Produce the listing below again, exactly as shown.

─── EXERCISE MATERIAL

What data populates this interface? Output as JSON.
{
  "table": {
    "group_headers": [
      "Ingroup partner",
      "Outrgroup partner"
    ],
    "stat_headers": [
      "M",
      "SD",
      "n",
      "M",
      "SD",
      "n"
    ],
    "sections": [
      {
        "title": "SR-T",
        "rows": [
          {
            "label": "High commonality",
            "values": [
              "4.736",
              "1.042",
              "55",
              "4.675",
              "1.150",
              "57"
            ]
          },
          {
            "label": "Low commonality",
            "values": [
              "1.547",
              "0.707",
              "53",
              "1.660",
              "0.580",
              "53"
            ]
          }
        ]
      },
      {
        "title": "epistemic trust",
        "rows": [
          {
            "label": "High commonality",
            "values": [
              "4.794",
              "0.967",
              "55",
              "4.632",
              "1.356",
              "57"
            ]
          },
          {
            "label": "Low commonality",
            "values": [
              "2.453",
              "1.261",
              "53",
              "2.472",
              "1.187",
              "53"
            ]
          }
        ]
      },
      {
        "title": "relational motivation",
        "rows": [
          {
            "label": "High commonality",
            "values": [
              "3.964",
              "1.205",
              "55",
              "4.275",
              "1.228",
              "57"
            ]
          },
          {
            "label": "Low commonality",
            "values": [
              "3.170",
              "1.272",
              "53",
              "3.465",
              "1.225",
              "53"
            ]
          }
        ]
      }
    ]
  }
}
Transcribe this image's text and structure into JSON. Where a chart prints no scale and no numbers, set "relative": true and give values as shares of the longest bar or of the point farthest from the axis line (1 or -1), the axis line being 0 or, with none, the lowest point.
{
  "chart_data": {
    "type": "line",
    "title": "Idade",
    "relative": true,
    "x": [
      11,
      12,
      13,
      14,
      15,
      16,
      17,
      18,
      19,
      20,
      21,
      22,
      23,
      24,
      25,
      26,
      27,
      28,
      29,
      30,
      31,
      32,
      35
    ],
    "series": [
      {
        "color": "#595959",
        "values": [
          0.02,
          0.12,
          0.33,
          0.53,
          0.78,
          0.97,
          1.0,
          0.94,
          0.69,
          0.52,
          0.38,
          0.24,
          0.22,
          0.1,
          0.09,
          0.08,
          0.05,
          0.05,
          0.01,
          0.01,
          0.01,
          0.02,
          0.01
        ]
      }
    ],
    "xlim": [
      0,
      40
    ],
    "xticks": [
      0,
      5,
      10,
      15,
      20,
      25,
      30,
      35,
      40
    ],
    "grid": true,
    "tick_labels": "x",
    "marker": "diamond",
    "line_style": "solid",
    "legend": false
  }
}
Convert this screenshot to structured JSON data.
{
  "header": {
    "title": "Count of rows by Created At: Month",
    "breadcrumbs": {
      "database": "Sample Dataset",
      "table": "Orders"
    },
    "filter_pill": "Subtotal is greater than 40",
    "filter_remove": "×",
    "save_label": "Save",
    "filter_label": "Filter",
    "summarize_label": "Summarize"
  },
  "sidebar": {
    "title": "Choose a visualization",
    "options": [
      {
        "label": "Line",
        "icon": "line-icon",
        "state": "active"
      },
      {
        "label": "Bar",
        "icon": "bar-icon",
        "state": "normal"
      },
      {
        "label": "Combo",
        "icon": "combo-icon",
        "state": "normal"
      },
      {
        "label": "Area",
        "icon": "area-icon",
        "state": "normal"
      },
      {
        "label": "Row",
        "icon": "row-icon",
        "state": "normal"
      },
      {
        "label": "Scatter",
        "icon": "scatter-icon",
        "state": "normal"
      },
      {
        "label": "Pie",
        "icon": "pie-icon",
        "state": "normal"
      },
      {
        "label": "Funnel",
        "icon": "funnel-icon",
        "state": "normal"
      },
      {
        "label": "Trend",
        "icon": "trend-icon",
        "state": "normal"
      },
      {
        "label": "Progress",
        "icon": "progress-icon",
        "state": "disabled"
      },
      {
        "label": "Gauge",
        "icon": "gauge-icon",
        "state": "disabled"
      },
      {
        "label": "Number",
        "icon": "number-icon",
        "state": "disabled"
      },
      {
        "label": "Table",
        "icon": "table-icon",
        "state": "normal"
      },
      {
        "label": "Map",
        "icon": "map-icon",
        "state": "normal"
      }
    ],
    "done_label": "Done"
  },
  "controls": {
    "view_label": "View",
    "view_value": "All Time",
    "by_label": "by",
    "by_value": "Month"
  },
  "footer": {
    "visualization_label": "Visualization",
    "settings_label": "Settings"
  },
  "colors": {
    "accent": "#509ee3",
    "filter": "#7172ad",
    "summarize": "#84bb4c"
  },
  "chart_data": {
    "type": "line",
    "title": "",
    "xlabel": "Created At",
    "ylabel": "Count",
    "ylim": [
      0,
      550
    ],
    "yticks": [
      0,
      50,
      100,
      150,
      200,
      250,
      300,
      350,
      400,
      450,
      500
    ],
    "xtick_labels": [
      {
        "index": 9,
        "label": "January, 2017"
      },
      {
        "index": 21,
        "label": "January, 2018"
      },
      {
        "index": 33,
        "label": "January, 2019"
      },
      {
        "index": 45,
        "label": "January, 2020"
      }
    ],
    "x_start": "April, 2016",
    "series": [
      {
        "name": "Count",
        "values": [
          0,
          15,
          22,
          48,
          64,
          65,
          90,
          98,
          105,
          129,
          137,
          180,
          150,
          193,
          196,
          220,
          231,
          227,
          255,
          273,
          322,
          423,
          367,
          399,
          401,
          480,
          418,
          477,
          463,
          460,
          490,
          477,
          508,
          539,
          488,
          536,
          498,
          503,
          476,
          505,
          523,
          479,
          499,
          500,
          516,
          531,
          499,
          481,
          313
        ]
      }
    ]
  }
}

──────

RESULT BELOW:
What data populates this interface? Output as JSON.
{
  "table": {
    "group_headers": [
      "Ingroup partner",
      "Outrgroup partner"
    ],
    "stat_headers": [
      "M",
      "SD",
      "n",
      "M",
      "SD",
      "n"
    ],
    "sections": [
      {
        "title": "SR-T",
        "rows": [
          {
            "label": "High commonality",
            "values": [
              "4.736",
              "1.042",
              "55",
              "4.675",
              "1.150",
              "57"
            ]
          },
          {
            "label": "Low commonality",
            "values": [
              "1.547",
              "0.707",
              "53",
              "1.660",
              "0.580",
              "53"
            ]
          }
        ]
      },
      {
        "title": "epistemic trust",
        "rows": [
          {
            "label": "High commonality",
            "values": [
              "4.794",
              "0.967",
              "55",
              "4.632",
              "1.356",
              "57"
            ]
          },
          {
            "label": "Low commonality",
            "values": [
              "2.453",
              "1.261",
              "53",
              "2.472",
              "1.187",
              "53"
            ]
          }
        ]
      },
      {
        "title": "relational motivation",
        "rows": [
          {
            "label": "High commonality",
            "values": [
              "3.964",
              "1.205",
              "55",
              "4.275",
              "1.228",
              "57"
            ]
          },
          {
            "label": "Low commonality",
            "values": [
              "3.170",
              "1.272",
              "53",
              "3.465",
              "1.225",
              "53"
            ]
          }
        ]
      }
    ]
  }
}
Transcribe this image's text and structure into JSON. Where a chart prints no scale and no numbers, set "relative": true and give values as shares of the longest bar or of the point farthest from the axis line (1 or -1), the axis line being 0 or, with none, the lowest point.
{
  "chart_data": {
    "type": "line",
    "title": "Idade",
    "relative": true,
    "x": [
      11,
      12,
      13,
      14,
      15,
      16,
      17,
      18,
      19,
      20,
      21,
      22,
      23,
      24,
      25,
      26,
      27,
      28,
      29,
      30,
      31,
      32,
      35
    ],
    "series": [
      {
        "color": "#595959",
        "values": [
          0.02,
          0.12,
          0.33,
          0.53,
          0.78,
          0.97,
          1.0,
          0.94,
          0.69,
          0.52,
          0.38,
          0.24,
          0.22,
          0.1,
          0.09,
          0.08,
          0.05,
          0.05,
          0.01,
          0.01,
          0.01,
          0.02,
          0.01
        ]
      }
    ],
    "xlim": [
      0,
      40
    ],
    "xticks": [
      0,
      5,
      10,
      15,
      20,
      25,
      30,
      35,
      40
    ],
    "grid": true,
    "tick_labels": "x",
    "marker": "diamond",
    "line_style": "solid",
    "legend": false
  }
}
Convert this screenshot to structured JSON data.
{
  "header": {
    "title": "Count of rows by Created At: Month",
    "breadcrumbs": {
      "database": "Sample Dataset",
      "table": "Orders"
    },
    "filter_pill": "Subtotal is greater than 40",
    "filter_remove": "×",
    "save_label": "Save",
    "filter_label": "Filter",
    "summarize_label": "Summarize"
  },
  "sidebar": {
    "title": "Choose a visualization",
    "options": [
      {
        "label": "Line",
        "icon": "line-icon",
        "state": "active"
      },
      {
        "label": "Bar",
        "icon": "bar-icon",
        "state": "normal"
      },
      {
        "label": "Combo",
        "icon": "combo-icon",
        "state": "normal"
      },
      {
        "label": "Area",
        "icon": "area-icon",
        "state": "normal"
      },
      {
        "label": "Row",
        "icon": "row-icon",
        "state": "normal"
      },
      {
        "label": "Scatter",
        "icon": "scatter-icon",
        "state": "normal"
      },
      {
        "label": "Pie",
        "icon": "pie-icon",
        "state": "normal"
      },
      {
        "label": "Funnel",
        "icon": "funnel-icon",
        "state": "normal"
      },
      {
        "label": "Trend",
        "icon": "trend-icon",
        "state": "normal"
      },
      {
        "label": "Progress",
        "icon": "progress-icon",
        "state": "disabled"
      },
      {
        "label": "Gauge",
        "icon": "gauge-icon",
        "state": "disabled"
      },
      {
        "label": "Number",
        "icon": "number-icon",
        "state": "disabled"
      },
      {
        "label": "Table",
        "icon": "table-icon",
        "state": "normal"
      },
      {
        "label": "Map",
        "icon": "map-icon",
        "state": "normal"
      }
    ],
    "done_label": "Done"
  },
  "controls": {
    "view_label": "View",
    "view_value": "All Time",
    "by_label": "by",
    "by_value": "Month"
  },
  "footer": {
    "visualization_label": "Visualization",
    "settings_label": "Settings"
  },
  "colors": {
    "accent": "#509ee3",
    "filter": "#7172ad",
    "summarize": "#84bb4c"
  },
  "chart_data": {
    "type": "line",
    "title": "",
    "xlabel": "Created At",
    "ylabel": "Count",
    "ylim": [
      0,
      550
    ],
    "yticks": [
      0,
      50,
      100,
      150,
      200,
      250,
      300,
      350,
      400,
      450,
      500
    ],
    "xtick_labels": [
      {
        "index": 9,
        "label": "January, 2017"
      },
      {
        "index": 21,
        "label": "January, 2018"
      },
      {
        "index": 33,
        "label": "January, 2019"
      },
      {
        "index": 45,
        "label": "January, 2020"
      }
    ],
    "x_start": "April, 2016",
    "series": [
      {
        "name": "Count",
        "values": [
          0,
          15,
          22,
          48,
          64,
          65,
          90,
          98,
          105,
          129,
          137,
          180,
          150,
          193,
          196,
          220,
          231,
          227,
          255,
          273,
          322,
          423,
          367,
          399,
          401,
          480,
          418,
          477,
          463,
          460,
          490,
          477,
          508,
          539,
          488,
          536,
          498,
          503,
          476,
          505,
          523,
          479,
          499,
          500,
          516,
          531,
          499,
          481,
          313
        ]
      }
    ]
  }
}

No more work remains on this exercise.